**Exercise goal**
Look for "screenshot" in each line of the entries, and return the matching lines.

═════ Items

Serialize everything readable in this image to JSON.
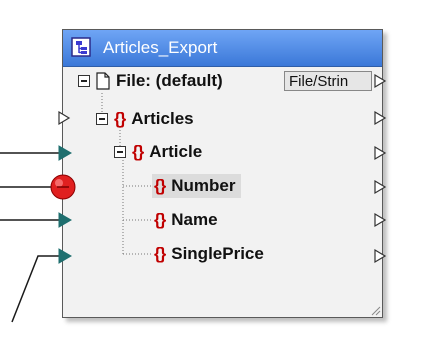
{
  "component": {
    "title": "Articles_Export",
    "file_label": "File: (default)",
    "file_button": "File/Strin",
    "nodes": [
      {
        "label": "Articles",
        "selected": false
      },
      {
        "label": "Article",
        "selected": false
      },
      {
        "label": "Number",
        "selected": true
      },
      {
        "label": "Name",
        "selected": false
      },
      {
        "label": "SinglePrice",
        "selected": false
      }
    ]
  },
  "colors": {
    "title_bar": "#4a86e8",
    "element_brace": "#c00000",
    "connection_arrow": "#1f6f6f",
    "error_marker": "#e02020"
  },
  "icons": [
    "component-icon",
    "file-icon",
    "expand-collapse-icon",
    "element-icon",
    "input-arrow-icon",
    "output-arrow-icon",
    "error-marker-icon",
    "resize-grip-icon"
  ]
}
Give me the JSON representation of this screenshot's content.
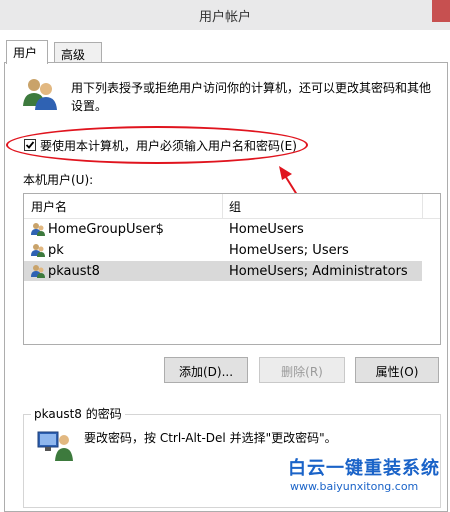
{
  "window": {
    "title": "用户帐户"
  },
  "tabs": [
    {
      "label": "用户"
    },
    {
      "label": "高级"
    }
  ],
  "description": "用下列表授予或拒绝用户访问你的计算机，还可以更改其密码和其他设置。",
  "require_login": {
    "label": "要使用本计算机，用户必须输入用户名和密码(E)",
    "checked": true
  },
  "users_section": {
    "label": "本机用户(U):"
  },
  "table": {
    "headers": [
      "用户名",
      "组"
    ],
    "rows": [
      {
        "user": "HomeGroupUser$",
        "group": "HomeUsers"
      },
      {
        "user": "pk",
        "group": "HomeUsers; Users"
      },
      {
        "user": "pkaust8",
        "group": "HomeUsers; Administrators"
      }
    ],
    "selected_index": 2
  },
  "buttons": {
    "add": "添加(D)...",
    "remove": "删除(R)",
    "properties": "属性(O)"
  },
  "password_group": {
    "title": "pkaust8 的密码",
    "text": "要改密码，按 Ctrl-Alt-Del 并选择\"更改密码\"。"
  },
  "watermark": {
    "title": "白云一键重装系统",
    "url": "www.baiyunxitong.com"
  },
  "colors": {
    "annotation_red": "#e0141e",
    "watermark_blue": "#1a63c8",
    "selected_row": "#d9d9d9"
  }
}
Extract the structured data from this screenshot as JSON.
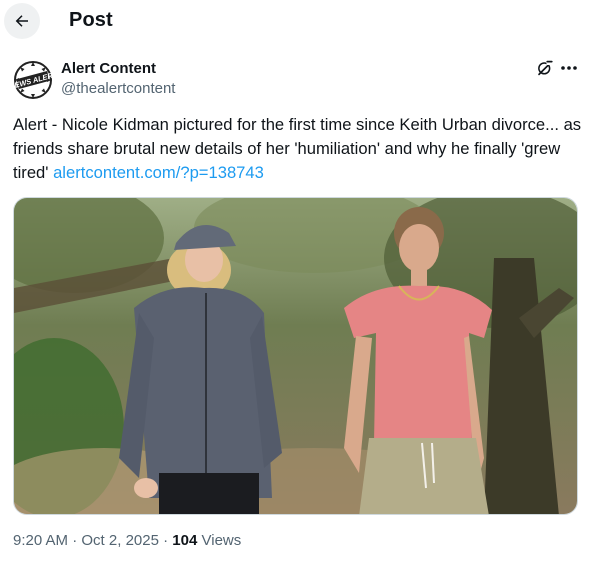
{
  "header": {
    "title": "Post"
  },
  "author": {
    "name": "Alert Content",
    "handle": "@thealertcontent",
    "avatar_text": "NEWS ALERT"
  },
  "tweet": {
    "text": "Alert - Nicole Kidman pictured for the first time since Keith Urban divorce... as friends share brutal new details of her 'humiliation' and why he finally 'grew tired' ",
    "link": "alertcontent.com/?p=138743"
  },
  "meta": {
    "time": "9:20 AM",
    "separator": "·",
    "date": "Oct 2, 2025",
    "views_count": "104",
    "views_label": "Views"
  },
  "colors": {
    "link": "#1d9bf0",
    "secondary_text": "#536471",
    "primary_text": "#0f1419"
  },
  "icons": [
    "back-arrow-icon",
    "grok-icon",
    "more-icon"
  ]
}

══════════

**Problem solution**
Give me the JSON representation of this screenshot's content.
Extract the structured data from this screenshot as JSON.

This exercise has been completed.